Reproduce the data below with every occurrence of "feature-spoke" swapped for "feature-ray" and all else left unchanged. Omit the pictures from your output.

BEGIN SUPPLIED DATA

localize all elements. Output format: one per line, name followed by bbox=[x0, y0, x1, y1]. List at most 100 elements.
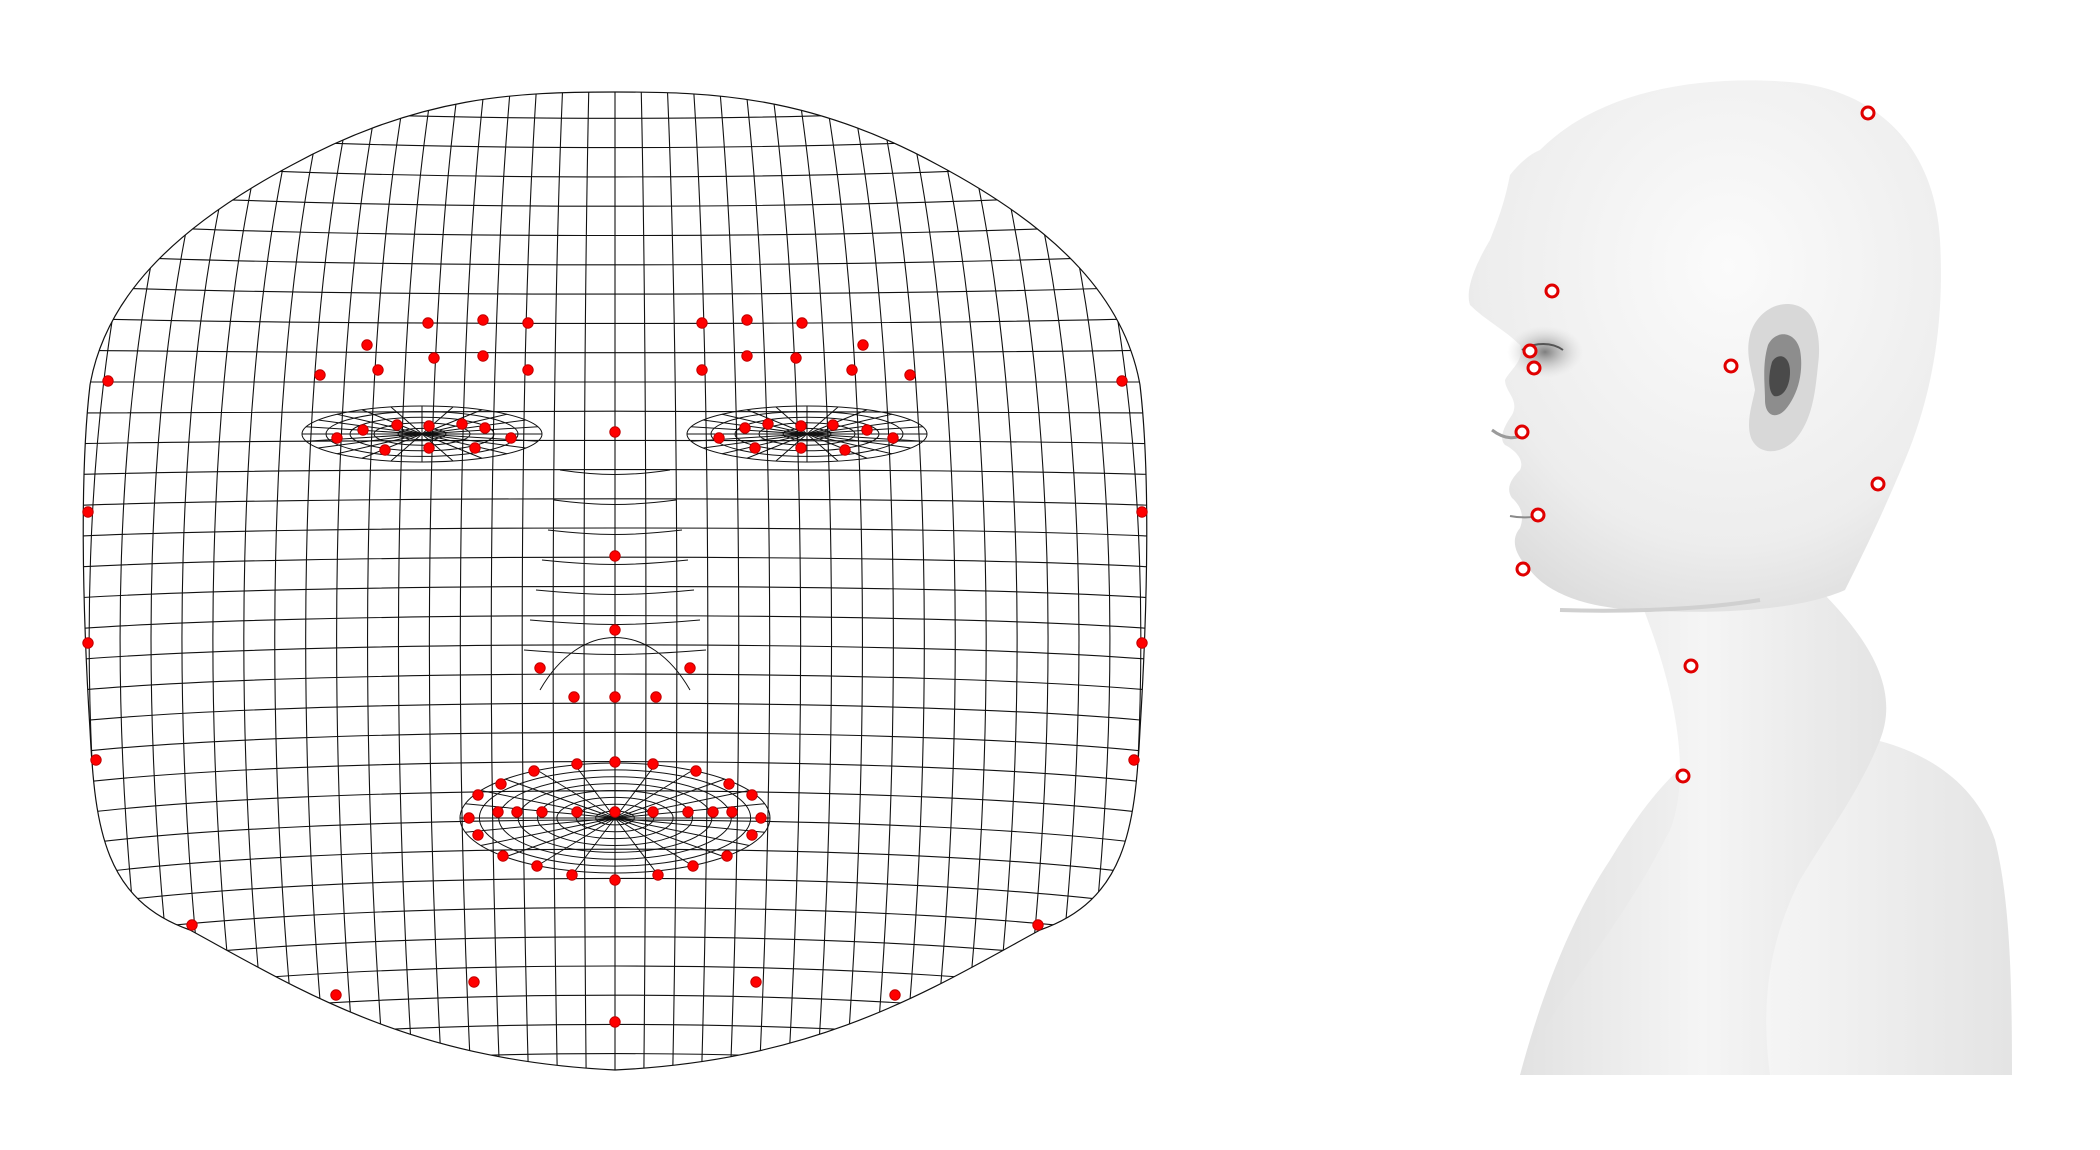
mesh-line bbox=[83, 285, 1147, 295]
front-landmark-point bbox=[571, 806, 583, 818]
mesh-line bbox=[552, 92, 564, 1070]
front-landmark-point bbox=[887, 432, 899, 444]
mesh-line bbox=[1030, 92, 1111, 1070]
nose-line bbox=[553, 499, 677, 505]
feature-spoke bbox=[614, 817, 656, 872]
mesh-line bbox=[83, 1053, 1147, 1070]
eye-socket-shadow bbox=[1507, 326, 1583, 378]
mesh-line bbox=[583, 92, 590, 1070]
front-landmark-point bbox=[566, 869, 578, 881]
mesh-line bbox=[83, 702, 1147, 724]
mesh-line bbox=[521, 92, 538, 1070]
feature-spoke bbox=[505, 778, 616, 819]
feature-spoke bbox=[465, 817, 616, 833]
ear bbox=[1748, 304, 1820, 452]
front-landmark-point bbox=[505, 432, 517, 444]
front-landmark-point bbox=[497, 850, 509, 862]
front-landmark-point bbox=[423, 442, 435, 454]
feature-spoke bbox=[614, 817, 693, 867]
profile-landmark-point bbox=[1870, 476, 1886, 492]
front-landmark-point bbox=[746, 789, 758, 801]
mesh-line bbox=[770, 92, 802, 1070]
front-landmark-point bbox=[750, 976, 762, 988]
front-landmark-point bbox=[857, 339, 869, 351]
front-landmark-point bbox=[361, 339, 373, 351]
profile-landmark-point bbox=[1544, 283, 1560, 299]
profile-landmark-point bbox=[1683, 658, 1699, 674]
front-landmark-point bbox=[609, 806, 621, 818]
front-landmark-point bbox=[904, 369, 916, 381]
front-landmark-point bbox=[609, 1016, 621, 1028]
front-landmark-point bbox=[422, 317, 434, 329]
mesh-line bbox=[83, 585, 1147, 600]
mesh-line bbox=[83, 92, 148, 1070]
feature-detail-lines bbox=[301, 405, 928, 874]
mesh-line bbox=[83, 349, 1147, 354]
feature-spoke bbox=[480, 817, 616, 846]
mesh-line bbox=[874, 92, 925, 1070]
profile-landmark-point bbox=[1522, 343, 1538, 359]
front-landmark-point bbox=[1136, 637, 1148, 649]
front-landmark-point bbox=[528, 765, 540, 777]
front-landmark-point bbox=[795, 420, 807, 432]
front-landmark-point bbox=[468, 976, 480, 988]
feature-spoke bbox=[574, 817, 616, 872]
front-landmark-point bbox=[609, 691, 621, 703]
front-landmarks bbox=[82, 314, 1148, 1028]
front-landmark-point bbox=[391, 419, 403, 431]
front-landmark-point bbox=[477, 350, 489, 362]
front-landmark-point bbox=[749, 442, 761, 454]
front-landmark-point bbox=[1032, 919, 1044, 931]
mesh-line bbox=[744, 92, 771, 1070]
front-landmark-point bbox=[428, 352, 440, 364]
mesh-line bbox=[83, 498, 1147, 507]
profile-render-panel bbox=[1468, 80, 2012, 1075]
mesh-line bbox=[83, 410, 1147, 414]
front-landmark-point bbox=[726, 806, 738, 818]
front-landmark-point bbox=[522, 364, 534, 376]
neck bbox=[1520, 590, 1887, 1075]
front-landmark-point bbox=[609, 426, 621, 438]
front-landmark-point bbox=[741, 314, 753, 326]
front-landmark-point bbox=[536, 806, 548, 818]
front-landmark-point bbox=[492, 806, 504, 818]
mesh-line bbox=[88, 92, 174, 1070]
feature-spoke bbox=[806, 433, 892, 455]
front-landmark-point bbox=[652, 869, 664, 881]
front-landmark-point bbox=[739, 422, 751, 434]
nose-line bbox=[541, 559, 689, 565]
mesh-line bbox=[83, 615, 1147, 631]
front-landmark-point bbox=[721, 850, 733, 862]
front-landmark-point bbox=[357, 424, 369, 436]
mesh-line bbox=[692, 92, 709, 1070]
profile-landmark-point bbox=[1530, 507, 1546, 523]
feature-spoke bbox=[806, 406, 839, 435]
front-landmark-point bbox=[647, 806, 659, 818]
feature-spoke bbox=[703, 433, 808, 449]
front-landmark-point bbox=[741, 350, 753, 362]
feature-spoke bbox=[614, 817, 765, 833]
profile-landmark-point bbox=[1526, 360, 1542, 376]
feature-spoke bbox=[806, 433, 868, 459]
front-landmark-point bbox=[82, 637, 94, 649]
feature-spoke bbox=[614, 790, 750, 819]
front-landmark-point bbox=[861, 424, 873, 436]
feature-spoke bbox=[806, 433, 911, 449]
mesh-line bbox=[900, 92, 956, 1070]
front-landmark-point bbox=[90, 754, 102, 766]
front-landmark-point bbox=[696, 317, 708, 329]
feature-spoke bbox=[318, 433, 423, 449]
front-landmark-point bbox=[331, 432, 343, 444]
mesh-line bbox=[60, 1083, 1170, 1126]
front-landmark-point bbox=[682, 806, 694, 818]
mesh-line bbox=[428, 92, 460, 1070]
mesh-line bbox=[243, 92, 304, 1070]
nose-line bbox=[547, 529, 683, 535]
feature-spoke bbox=[337, 413, 423, 435]
feature-spoke bbox=[306, 433, 423, 442]
feature-spoke bbox=[722, 433, 808, 455]
feature-spoke bbox=[703, 419, 808, 435]
front-landmark-point bbox=[469, 442, 481, 454]
feature-spoke bbox=[421, 433, 507, 455]
mesh-line bbox=[83, 439, 1147, 445]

END SUPPLIED DATA

WRITTEN ANSWER:
localize all elements. Output format: one per line, name followed by bbox=[x0, y0, x1, y1]. List at most 100 elements.
mesh-line bbox=[83, 285, 1147, 295]
front-landmark-point bbox=[571, 806, 583, 818]
mesh-line bbox=[552, 92, 564, 1070]
front-landmark-point bbox=[887, 432, 899, 444]
mesh-line bbox=[1030, 92, 1111, 1070]
nose-line bbox=[553, 499, 677, 505]
feature-ray bbox=[614, 817, 656, 872]
mesh-line bbox=[83, 1053, 1147, 1070]
eye-socket-shadow bbox=[1507, 326, 1583, 378]
mesh-line bbox=[583, 92, 590, 1070]
front-landmark-point bbox=[566, 869, 578, 881]
mesh-line bbox=[83, 702, 1147, 724]
mesh-line bbox=[521, 92, 538, 1070]
feature-ray bbox=[505, 778, 616, 819]
feature-ray bbox=[465, 817, 616, 833]
ear bbox=[1748, 304, 1820, 452]
front-landmark-point bbox=[505, 432, 517, 444]
front-landmark-point bbox=[497, 850, 509, 862]
front-landmark-point bbox=[423, 442, 435, 454]
feature-ray bbox=[614, 817, 693, 867]
profile-landmark-point bbox=[1870, 476, 1886, 492]
front-landmark-point bbox=[746, 789, 758, 801]
mesh-line bbox=[770, 92, 802, 1070]
front-landmark-point bbox=[750, 976, 762, 988]
front-landmark-point bbox=[857, 339, 869, 351]
front-landmark-point bbox=[361, 339, 373, 351]
profile-landmark-point bbox=[1544, 283, 1560, 299]
profile-landmark-point bbox=[1683, 658, 1699, 674]
front-landmark-point bbox=[609, 806, 621, 818]
front-landmark-point bbox=[904, 369, 916, 381]
front-landmark-point bbox=[609, 1016, 621, 1028]
front-landmark-point bbox=[422, 317, 434, 329]
mesh-line bbox=[83, 585, 1147, 600]
mesh-line bbox=[83, 92, 148, 1070]
feature-detail-lines bbox=[301, 405, 928, 874]
mesh-line bbox=[83, 349, 1147, 354]
feature-ray bbox=[480, 817, 616, 846]
mesh-line bbox=[874, 92, 925, 1070]
profile-landmark-point bbox=[1522, 343, 1538, 359]
front-landmark-point bbox=[1136, 637, 1148, 649]
front-landmark-point bbox=[528, 765, 540, 777]
front-landmark-point bbox=[795, 420, 807, 432]
front-landmark-point bbox=[468, 976, 480, 988]
feature-ray bbox=[574, 817, 616, 872]
front-landmark-point bbox=[609, 691, 621, 703]
front-landmarks bbox=[82, 314, 1148, 1028]
front-landmark-point bbox=[391, 419, 403, 431]
front-landmark-point bbox=[477, 350, 489, 362]
front-landmark-point bbox=[749, 442, 761, 454]
front-landmark-point bbox=[1032, 919, 1044, 931]
mesh-line bbox=[744, 92, 771, 1070]
front-landmark-point bbox=[428, 352, 440, 364]
mesh-line bbox=[83, 498, 1147, 507]
profile-render-panel bbox=[1468, 80, 2012, 1075]
mesh-line bbox=[83, 410, 1147, 414]
front-landmark-point bbox=[726, 806, 738, 818]
front-landmark-point bbox=[522, 364, 534, 376]
neck bbox=[1520, 590, 1887, 1075]
front-landmark-point bbox=[609, 426, 621, 438]
front-landmark-point bbox=[741, 314, 753, 326]
front-landmark-point bbox=[536, 806, 548, 818]
front-landmark-point bbox=[492, 806, 504, 818]
mesh-line bbox=[88, 92, 174, 1070]
feature-ray bbox=[806, 433, 892, 455]
front-landmark-point bbox=[652, 869, 664, 881]
front-landmark-point bbox=[739, 422, 751, 434]
nose-line bbox=[541, 559, 689, 565]
mesh-line bbox=[83, 615, 1147, 631]
front-landmark-point bbox=[721, 850, 733, 862]
front-landmark-point bbox=[357, 424, 369, 436]
mesh-line bbox=[692, 92, 709, 1070]
profile-landmark-point bbox=[1530, 507, 1546, 523]
feature-ray bbox=[806, 406, 839, 435]
front-landmark-point bbox=[647, 806, 659, 818]
feature-ray bbox=[703, 433, 808, 449]
front-landmark-point bbox=[741, 350, 753, 362]
feature-ray bbox=[614, 817, 765, 833]
profile-landmark-point bbox=[1526, 360, 1542, 376]
feature-ray bbox=[806, 433, 868, 459]
front-landmark-point bbox=[82, 637, 94, 649]
feature-ray bbox=[614, 790, 750, 819]
front-landmark-point bbox=[861, 424, 873, 436]
feature-ray bbox=[806, 433, 911, 449]
mesh-line bbox=[900, 92, 956, 1070]
front-landmark-point bbox=[90, 754, 102, 766]
front-landmark-point bbox=[696, 317, 708, 329]
feature-ray bbox=[318, 433, 423, 449]
front-landmark-point bbox=[331, 432, 343, 444]
mesh-line bbox=[60, 1083, 1170, 1126]
front-landmark-point bbox=[682, 806, 694, 818]
mesh-line bbox=[428, 92, 460, 1070]
mesh-line bbox=[243, 92, 304, 1070]
nose-line bbox=[547, 529, 683, 535]
feature-ray bbox=[337, 413, 423, 435]
feature-ray bbox=[306, 433, 423, 442]
feature-ray bbox=[722, 433, 808, 455]
feature-ray bbox=[703, 419, 808, 435]
front-landmark-point bbox=[469, 442, 481, 454]
feature-ray bbox=[421, 433, 507, 455]
mesh-line bbox=[83, 439, 1147, 445]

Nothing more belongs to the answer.